- PROBLEM TO SOLVE -
Go through the records below line by line. Count the lines with "screenshot" and give the count alone.

(Raw records)

● ● ● ● ● ● ●

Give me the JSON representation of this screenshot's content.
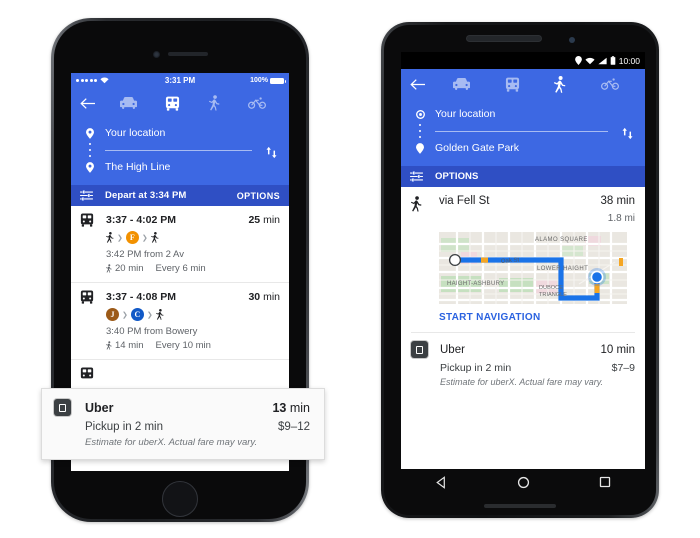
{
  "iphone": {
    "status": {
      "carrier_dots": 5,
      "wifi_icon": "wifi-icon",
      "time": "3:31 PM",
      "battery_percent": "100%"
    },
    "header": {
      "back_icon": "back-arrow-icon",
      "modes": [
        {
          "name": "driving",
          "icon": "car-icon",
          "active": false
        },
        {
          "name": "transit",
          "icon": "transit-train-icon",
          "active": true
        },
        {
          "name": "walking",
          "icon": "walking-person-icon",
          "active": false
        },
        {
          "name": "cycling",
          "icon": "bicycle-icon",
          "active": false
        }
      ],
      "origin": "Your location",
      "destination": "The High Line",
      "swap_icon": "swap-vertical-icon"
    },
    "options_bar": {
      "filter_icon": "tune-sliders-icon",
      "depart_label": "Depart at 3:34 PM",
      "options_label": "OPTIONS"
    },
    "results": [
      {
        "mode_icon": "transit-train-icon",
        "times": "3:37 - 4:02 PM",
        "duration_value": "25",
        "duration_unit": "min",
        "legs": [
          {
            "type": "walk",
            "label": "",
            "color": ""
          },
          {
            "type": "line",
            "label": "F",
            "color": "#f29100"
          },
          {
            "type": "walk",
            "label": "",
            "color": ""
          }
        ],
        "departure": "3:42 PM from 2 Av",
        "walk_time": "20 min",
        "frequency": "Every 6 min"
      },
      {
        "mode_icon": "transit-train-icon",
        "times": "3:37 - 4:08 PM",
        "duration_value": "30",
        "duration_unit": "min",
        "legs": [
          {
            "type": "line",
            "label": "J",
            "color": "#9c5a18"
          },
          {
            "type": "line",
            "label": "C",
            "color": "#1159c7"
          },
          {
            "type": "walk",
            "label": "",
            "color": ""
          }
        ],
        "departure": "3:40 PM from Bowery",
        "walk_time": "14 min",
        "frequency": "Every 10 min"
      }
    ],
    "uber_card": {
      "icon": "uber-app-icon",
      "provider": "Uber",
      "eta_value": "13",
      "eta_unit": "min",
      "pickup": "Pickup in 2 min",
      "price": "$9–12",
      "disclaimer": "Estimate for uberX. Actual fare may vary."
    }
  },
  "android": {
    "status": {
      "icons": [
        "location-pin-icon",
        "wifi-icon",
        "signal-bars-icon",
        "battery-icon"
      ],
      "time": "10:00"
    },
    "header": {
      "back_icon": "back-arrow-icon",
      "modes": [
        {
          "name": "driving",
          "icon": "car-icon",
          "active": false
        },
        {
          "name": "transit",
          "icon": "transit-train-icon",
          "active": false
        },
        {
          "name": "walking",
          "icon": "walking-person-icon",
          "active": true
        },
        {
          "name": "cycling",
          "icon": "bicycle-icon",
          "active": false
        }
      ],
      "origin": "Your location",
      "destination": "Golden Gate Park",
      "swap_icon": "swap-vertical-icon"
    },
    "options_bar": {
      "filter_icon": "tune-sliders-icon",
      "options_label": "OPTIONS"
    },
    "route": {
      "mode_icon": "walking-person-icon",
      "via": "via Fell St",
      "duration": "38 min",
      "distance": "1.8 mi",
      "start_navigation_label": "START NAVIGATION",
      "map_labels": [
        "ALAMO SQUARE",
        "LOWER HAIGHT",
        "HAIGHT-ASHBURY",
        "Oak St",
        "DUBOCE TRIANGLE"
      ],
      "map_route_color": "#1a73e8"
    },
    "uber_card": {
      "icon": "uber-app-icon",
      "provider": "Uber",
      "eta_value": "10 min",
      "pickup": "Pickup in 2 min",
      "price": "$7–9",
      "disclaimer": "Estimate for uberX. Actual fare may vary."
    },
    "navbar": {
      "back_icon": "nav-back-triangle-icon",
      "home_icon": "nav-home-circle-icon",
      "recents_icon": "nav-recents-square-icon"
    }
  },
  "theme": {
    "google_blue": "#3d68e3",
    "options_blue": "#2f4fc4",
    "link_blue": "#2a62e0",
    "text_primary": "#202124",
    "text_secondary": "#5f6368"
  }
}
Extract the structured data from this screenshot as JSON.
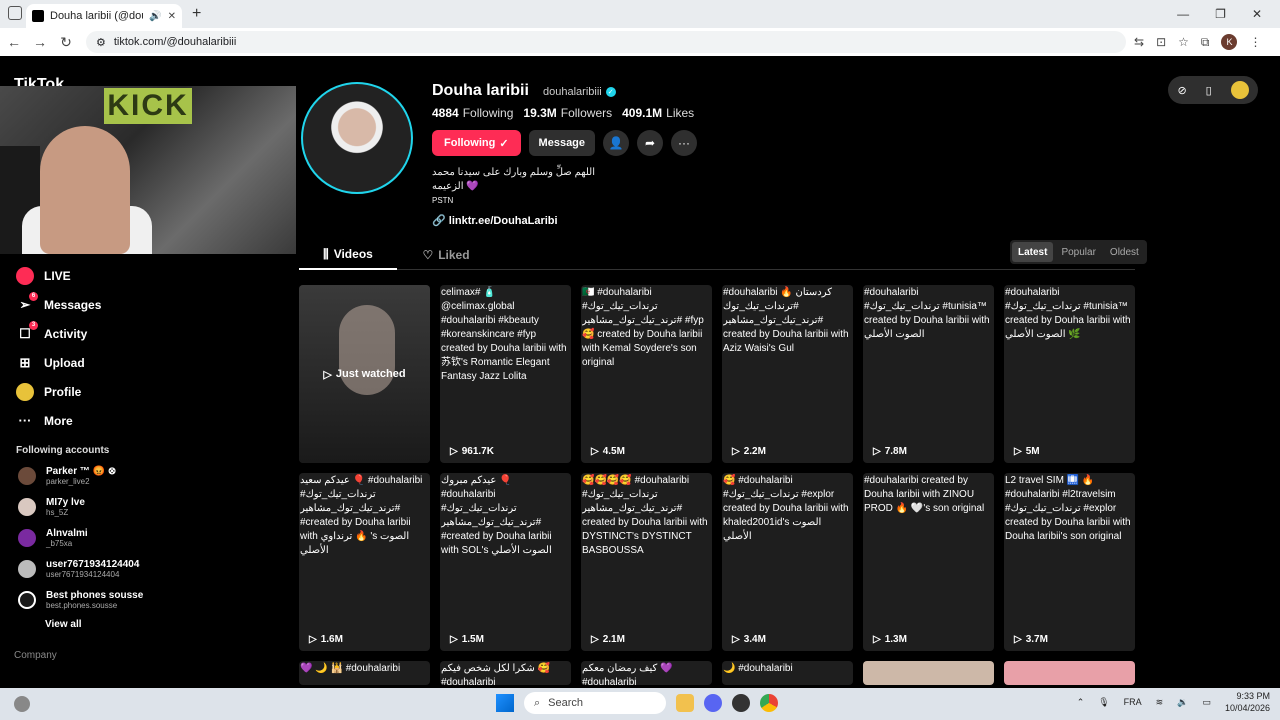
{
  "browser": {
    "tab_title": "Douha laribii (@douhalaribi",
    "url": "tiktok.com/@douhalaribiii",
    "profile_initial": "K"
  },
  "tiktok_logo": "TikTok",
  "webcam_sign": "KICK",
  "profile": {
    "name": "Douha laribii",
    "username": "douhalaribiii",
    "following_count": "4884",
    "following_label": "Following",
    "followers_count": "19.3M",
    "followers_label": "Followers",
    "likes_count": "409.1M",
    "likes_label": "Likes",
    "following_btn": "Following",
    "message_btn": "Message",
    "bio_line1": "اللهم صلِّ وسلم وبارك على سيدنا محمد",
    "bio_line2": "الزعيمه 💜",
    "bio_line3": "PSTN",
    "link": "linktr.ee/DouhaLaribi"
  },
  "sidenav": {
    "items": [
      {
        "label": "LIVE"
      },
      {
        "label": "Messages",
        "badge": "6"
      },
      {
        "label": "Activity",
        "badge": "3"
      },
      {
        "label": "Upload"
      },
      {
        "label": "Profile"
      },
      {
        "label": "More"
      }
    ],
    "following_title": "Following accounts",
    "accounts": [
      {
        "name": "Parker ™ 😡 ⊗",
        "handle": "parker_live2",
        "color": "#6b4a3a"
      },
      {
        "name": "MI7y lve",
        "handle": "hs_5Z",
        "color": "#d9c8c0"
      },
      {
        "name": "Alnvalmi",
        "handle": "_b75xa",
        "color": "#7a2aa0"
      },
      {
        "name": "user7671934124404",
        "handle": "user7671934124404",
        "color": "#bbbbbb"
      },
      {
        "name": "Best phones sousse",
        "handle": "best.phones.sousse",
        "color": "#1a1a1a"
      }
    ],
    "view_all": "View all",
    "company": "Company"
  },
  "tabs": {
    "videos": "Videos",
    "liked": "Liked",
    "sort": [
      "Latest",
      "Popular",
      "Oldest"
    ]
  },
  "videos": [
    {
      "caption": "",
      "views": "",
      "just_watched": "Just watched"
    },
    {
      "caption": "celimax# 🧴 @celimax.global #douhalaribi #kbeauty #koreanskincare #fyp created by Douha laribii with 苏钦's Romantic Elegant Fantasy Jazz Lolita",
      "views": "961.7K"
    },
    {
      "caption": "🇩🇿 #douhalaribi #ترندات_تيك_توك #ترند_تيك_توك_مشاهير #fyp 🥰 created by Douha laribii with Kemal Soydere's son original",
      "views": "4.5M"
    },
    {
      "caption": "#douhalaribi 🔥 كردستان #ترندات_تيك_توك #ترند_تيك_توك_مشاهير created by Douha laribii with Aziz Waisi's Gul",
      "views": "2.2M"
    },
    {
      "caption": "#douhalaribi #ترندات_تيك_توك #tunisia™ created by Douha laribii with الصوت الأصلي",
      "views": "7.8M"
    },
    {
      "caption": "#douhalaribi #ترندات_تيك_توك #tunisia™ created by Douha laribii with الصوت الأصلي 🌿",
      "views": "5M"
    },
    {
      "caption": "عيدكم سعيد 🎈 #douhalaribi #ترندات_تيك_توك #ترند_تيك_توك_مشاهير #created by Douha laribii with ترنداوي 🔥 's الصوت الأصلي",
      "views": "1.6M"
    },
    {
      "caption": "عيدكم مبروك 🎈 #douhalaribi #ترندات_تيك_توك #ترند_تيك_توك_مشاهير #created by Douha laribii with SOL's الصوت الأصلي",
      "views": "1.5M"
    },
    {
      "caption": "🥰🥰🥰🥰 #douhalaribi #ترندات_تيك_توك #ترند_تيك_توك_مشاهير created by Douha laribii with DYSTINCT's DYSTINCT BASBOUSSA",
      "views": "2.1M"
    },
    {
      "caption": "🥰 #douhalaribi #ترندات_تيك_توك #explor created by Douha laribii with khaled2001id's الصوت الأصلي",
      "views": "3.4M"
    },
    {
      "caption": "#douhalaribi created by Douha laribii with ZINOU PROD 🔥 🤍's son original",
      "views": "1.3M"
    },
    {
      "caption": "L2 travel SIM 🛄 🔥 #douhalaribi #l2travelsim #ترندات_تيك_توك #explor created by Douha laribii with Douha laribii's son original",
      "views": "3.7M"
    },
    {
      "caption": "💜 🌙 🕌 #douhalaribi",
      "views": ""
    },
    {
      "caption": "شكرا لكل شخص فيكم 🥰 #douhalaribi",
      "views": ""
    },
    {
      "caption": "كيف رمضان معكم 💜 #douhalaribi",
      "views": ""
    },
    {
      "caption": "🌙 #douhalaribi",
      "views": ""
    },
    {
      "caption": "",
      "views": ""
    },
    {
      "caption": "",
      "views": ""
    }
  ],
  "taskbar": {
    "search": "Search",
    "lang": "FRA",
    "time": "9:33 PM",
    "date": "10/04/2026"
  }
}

● ● ● ● ● ● ●

- REPLY -
2